**Short task:**
Show every line in the records below that contains the word "ſtudij".
──────────
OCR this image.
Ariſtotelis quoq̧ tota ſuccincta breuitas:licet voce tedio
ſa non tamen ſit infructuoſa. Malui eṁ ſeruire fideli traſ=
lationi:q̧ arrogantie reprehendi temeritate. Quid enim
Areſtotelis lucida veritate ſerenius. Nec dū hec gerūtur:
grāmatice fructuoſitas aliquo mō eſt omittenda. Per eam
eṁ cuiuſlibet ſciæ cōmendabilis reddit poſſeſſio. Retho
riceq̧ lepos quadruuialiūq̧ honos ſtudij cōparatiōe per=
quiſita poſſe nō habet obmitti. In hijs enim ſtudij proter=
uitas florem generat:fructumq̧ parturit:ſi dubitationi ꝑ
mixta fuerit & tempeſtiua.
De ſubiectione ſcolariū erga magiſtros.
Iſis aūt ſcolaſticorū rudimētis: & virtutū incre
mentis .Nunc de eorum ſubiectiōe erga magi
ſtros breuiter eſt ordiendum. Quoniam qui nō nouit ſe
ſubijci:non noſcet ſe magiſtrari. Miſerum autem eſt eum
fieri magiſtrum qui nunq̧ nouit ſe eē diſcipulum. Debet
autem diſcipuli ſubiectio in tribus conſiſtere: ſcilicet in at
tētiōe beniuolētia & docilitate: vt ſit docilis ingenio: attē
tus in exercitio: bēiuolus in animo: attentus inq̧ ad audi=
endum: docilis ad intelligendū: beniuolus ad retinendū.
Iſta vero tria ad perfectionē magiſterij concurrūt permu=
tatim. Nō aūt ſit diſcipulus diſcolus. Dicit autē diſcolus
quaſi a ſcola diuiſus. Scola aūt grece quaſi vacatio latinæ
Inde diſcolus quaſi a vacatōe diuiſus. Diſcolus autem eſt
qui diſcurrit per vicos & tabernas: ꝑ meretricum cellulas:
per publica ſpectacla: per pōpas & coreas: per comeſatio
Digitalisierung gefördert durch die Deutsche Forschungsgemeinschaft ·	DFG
──────────
**Answer for the task:**
riceq̧ lepos quadruuialiūq̧ honos ſtudij cōparatiōe per=
quiſita poſſe nō habet obmitti. In hijs enim ſtudij proter=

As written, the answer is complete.